= Aim =
In the listing, locate the line containing "Read out every word on this page.", then quote it and all following lines exactly. Omit pictures.

Dataset items
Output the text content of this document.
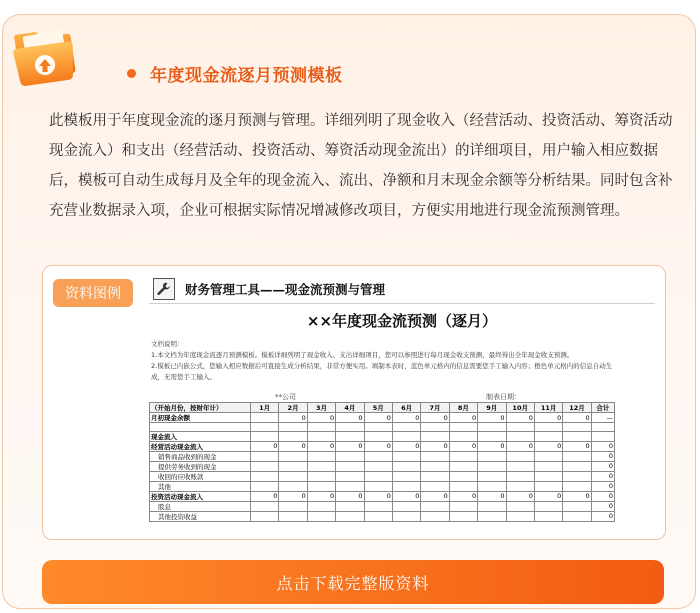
年度现金流逐月预测模板

此模板用于年度现金流的逐月预测与管理。详细列明了现金收入（经营活动、投资活动、筹资活动现金流入）和支出（经营活动、投资活动、筹资活动现金流出）的详细项目，用户输入相应数据后，模板可自动生成每月及全年的现金流入、流出、净额和月末现金余额等分析结果。同时包含补充营业数据录入项，企业可根据实际情况增减修改项目，方便实用地进行现金流预测管理。

资料图例	财务管理工具——现金流预测与管理
××年度现金流预测（逐月）
文档说明：
1.本文档为年度现金流逐月预测模板。模板详细列明了现金收入、支出详细项目，您可以参照进行每月现金收支预测，最终得出全年现金收支预测。
2.模板已内嵌公式，您输入相应数据后可直接生成分析结果，非常方便实用。填制本表时，蓝色单元格内的信息需要您手工输入内容；橙色单元格内的信息自动生成，无需您手工输入。
**公司	制表日期：
（开始月份，按财年计）	1月	2月	3月	4月	5月	6月	7月	8月	9月	10月	11月	12月	合计
月初现金余额		0	0	0	0	0	0	0	0	0	0	0	—

现金流入													
经营活动现金流入	0	0	0	0	0	0	0	0	0	0	0	0	0
销售商品收到的现金													0
提供劳务收到的现金													0
收回的应收账款													0
其他													0
投资活动现金流入	0	0	0	0	0	0	0	0	0	0	0	0	0
股息													0
其他投资收益													0
点击下载完整版资料
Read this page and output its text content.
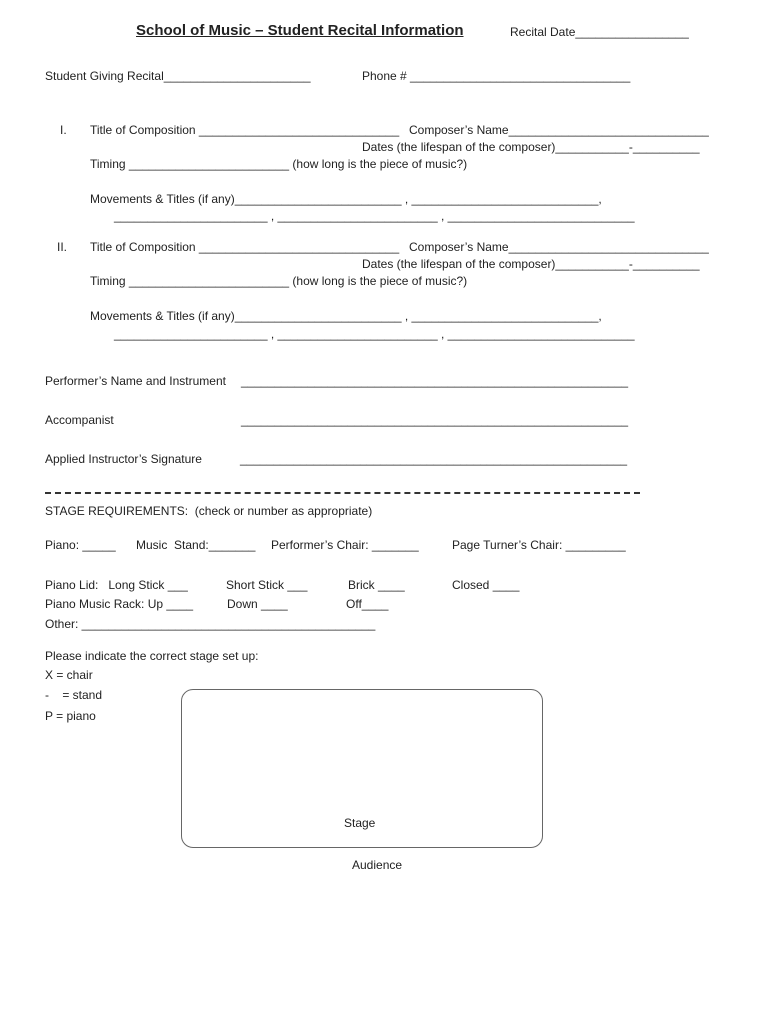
School of Music – Student Recital Information	Recital Date_________________
Student Giving Recital______________________	Phone # _________________________________
I. Title of Composition ______________________________ Composer’s Name______________________________
Dates (the lifespan of the composer)___________-__________
Timing ________________________ (how long is the piece of music?)
Movements & Titles (if any)_________________________ , ____________________________,
_______________________ , ________________________ , ____________________________
II. Title of Composition ______________________________ Composer’s Name______________________________
Dates (the lifespan of the composer)___________-__________
Timing ________________________ (how long is the piece of music?)
Movements & Titles (if any)_________________________ , ____________________________,
_______________________ , ________________________ , ____________________________
Performer’s Name and Instrument __________________________________________________________
Accompanist	__________________________________________________________
Applied Instructor’s Signature	__________________________________________________________
STAGE REQUIREMENTS:  (check or number as appropriate)
Piano: _____ Music  Stand:_______ Performer’s Chair: _______	Page Turner’s Chair: _________
Piano Lid:   Long Stick ___	Short Stick ___	Brick ____	Closed ____
Piano Music Rack: Up ____	Down ____	Off____
Other: ____________________________________________
Please indicate the correct stage set up:
X = chair
-    = stand
P = piano
Stage
Audience
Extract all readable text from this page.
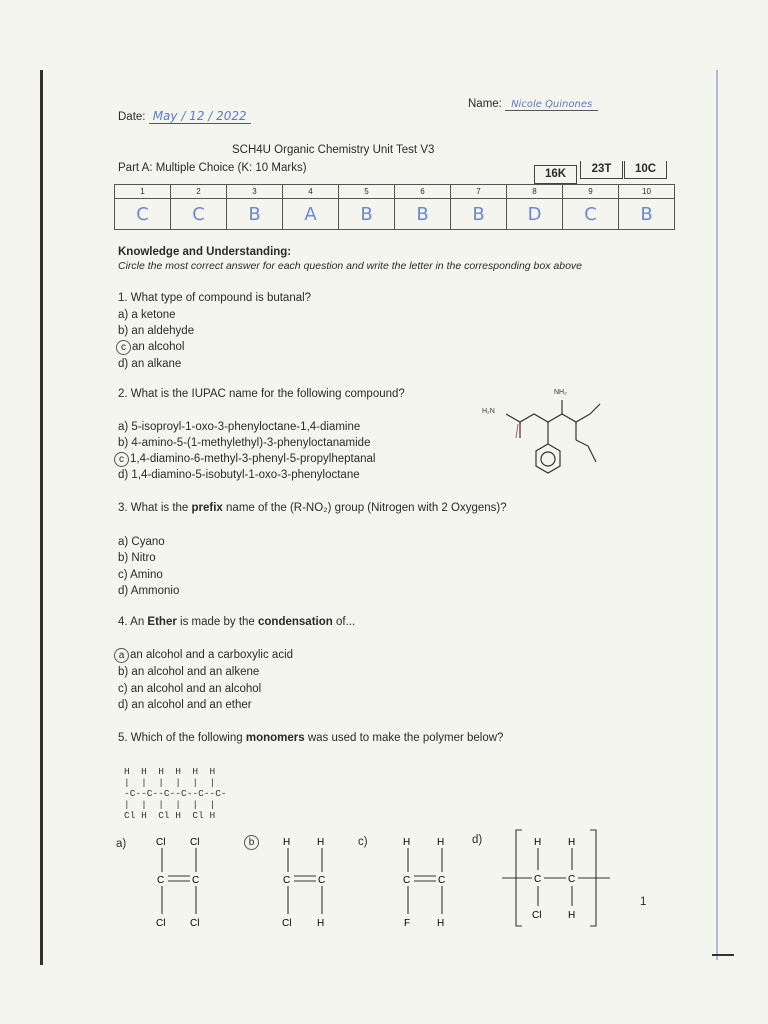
Date: May / 12 / 2022
Name: Nicole Quinones
SCH4U Organic Chemistry Unit Test V3
Part A: Multiple Choice (K: 10 Marks)	16K	23T	10C
1	2	3	4	5	6	7	8	9	10
C	C	B	A	B	B	B	D	C	B
Knowledge and Understanding:
Circle the most correct answer for each question and write the letter in the corresponding box above
1. What type of compound is butanal?
a) a ketone
b) an aldehyde
c an alcohol
d) an alkane
2. What is the IUPAC name for the following compound?
a) 5-isoproyl-1-oxo-3-phenyloctane-1,4-diamine
b) 4-amino-5-(1-methylethyl)-3-phenyloctanamide
c 1,4-diamino-6-methyl-3-phenyl-5-propylheptanal
d) 1,4-diamino-5-isobutyl-1-oxo-3-phenyloctane
NH₂
H₂N
3. What is the prefix name of the (R-NO₂) group (Nitrogen with 2 Oxygens)?
a) Cyano
b) Nitro
c) Amino
d) Ammonio
4. An Ether is made by the condensation of...
a an alcohol and a carboxylic acid
b) an alcohol and an alkene
c) an alcohol and an alcohol
d) an alcohol and an ether
5. Which of the following monomers was used to make the polymer below?
H  H  H  H  H  H
|  |  |  |  |  |
-C--C--C--C--C--C-
|  |  |  |  |  |
Cl H  Cl H  Cl H
a)	b	c)	d)
Cl Cl
C	C
Cl Cl
H	H
C	C
Cl	H
H	H
C	C
F	H
H	H
C	C
Cl	H
1
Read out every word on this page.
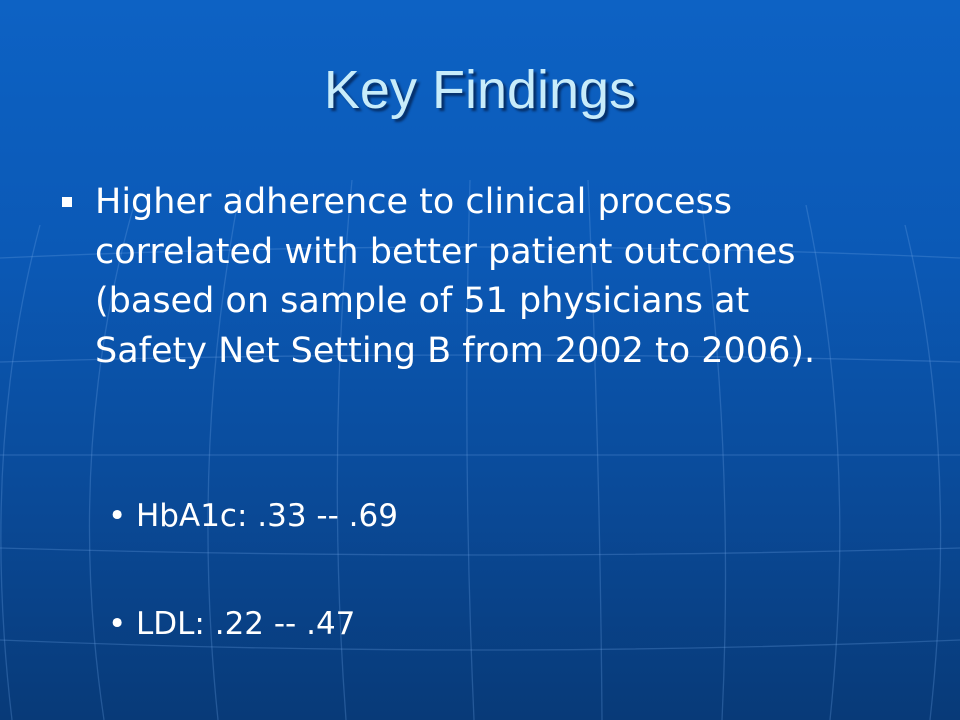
Key Findings
Higher adherence to clinical process correlated with better patient outcomes (based on sample of 51 physicians at Safety Net Setting B from 2002 to 2006).
• HbA1c: .33 -- .69
• LDL: .22 -- .47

= Written reply =
Read out every word on this page.
Key Findings
Higher adherence to clinical process correlated with better patient outcomes (based on sample of 51 physicians at Safety Net Setting B from 2002 to 2006).
• HbA1c: .33 -- .69
• LDL: .22 -- .47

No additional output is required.